## WHAT YOU HAVE TO DO
Scan the entries below. Report each line where the string "till" occurs.

## RECORDS SHOWN
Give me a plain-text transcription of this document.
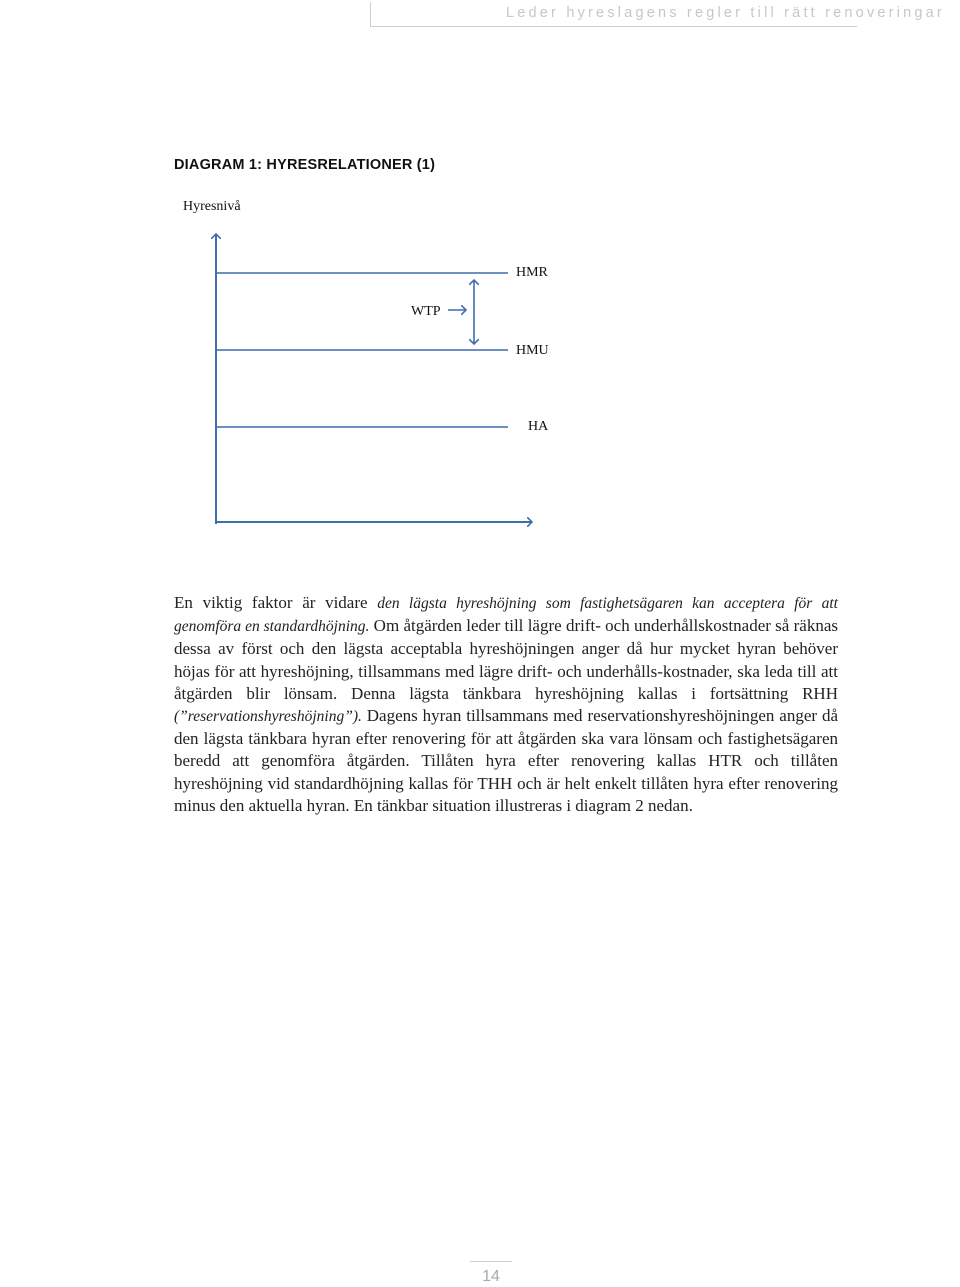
Leder hyreslagens regler till rätt renoveringar
DIAGRAM 1: HYRESRELATIONER (1)
Hyresnivå
HMR
WTP
HMU
HA

En viktig faktor är vidare den lägsta hyreshöjning som fastighetsägaren kan acceptera för att genomföra en standardhöjning. Om åtgärden leder till lägre drift- och underhållskostnader så räknas dessa av först och den lägsta acceptabla hyreshöjningen anger då hur mycket hyran behöver höjas för att hyreshöjning, tillsammans med lägre drift- och underhålls-kostnader, ska leda till att åtgärden blir lönsam. Denna lägsta tänkbara hyreshöjning kallas i fortsättning RHH (”reservationshyreshöjning”). Dagens hyran tillsammans med reservationshyreshöjningen anger då den lägsta tänkbara hyran efter renovering för att åtgärden ska vara lönsam och fastighetsägaren beredd att genomföra åtgärden. Tillåten hyra efter renovering kallas HTR och tillåten hyreshöjning vid standardhöjning kallas för THH och är helt enkelt tillåten hyra efter renovering minus den aktuella hyran. En tänkbar situation illustreras i diagram 2 nedan.

14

## WRITTEN RESPONSE
Leder hyreslagens regler till rätt renoveringar
En viktig faktor är vidare den lägsta hyreshöjning som fastighetsägaren kan acceptera för att genomföra en standardhöjning. Om åtgärden leder till lägre drift- och underhållskostnader så räknas dessa av först och den lägsta acceptabla hyreshöjningen anger då hur mycket hyran behöver höjas för att hyreshöjning, tillsammans med lägre drift- och underhålls-kostnader, ska leda till att åtgärden blir lönsam. Denna lägsta tänkbara hyreshöjning kallas i fortsättning RHH (”reservationshyreshöjning”). Dagens hyran tillsammans med reservationshyreshöjningen anger då den lägsta tänkbara hyran efter renovering för att åtgärden ska vara lönsam och fastighetsägaren beredd att genomföra åtgärden. Tillåten hyra efter renovering kallas HTR och tillåten hyreshöjning vid standardhöjning kallas för THH och är helt enkelt tillåten hyra efter renovering minus den aktuella hyran. En tänkbar situation illustreras i diagram 2 nedan.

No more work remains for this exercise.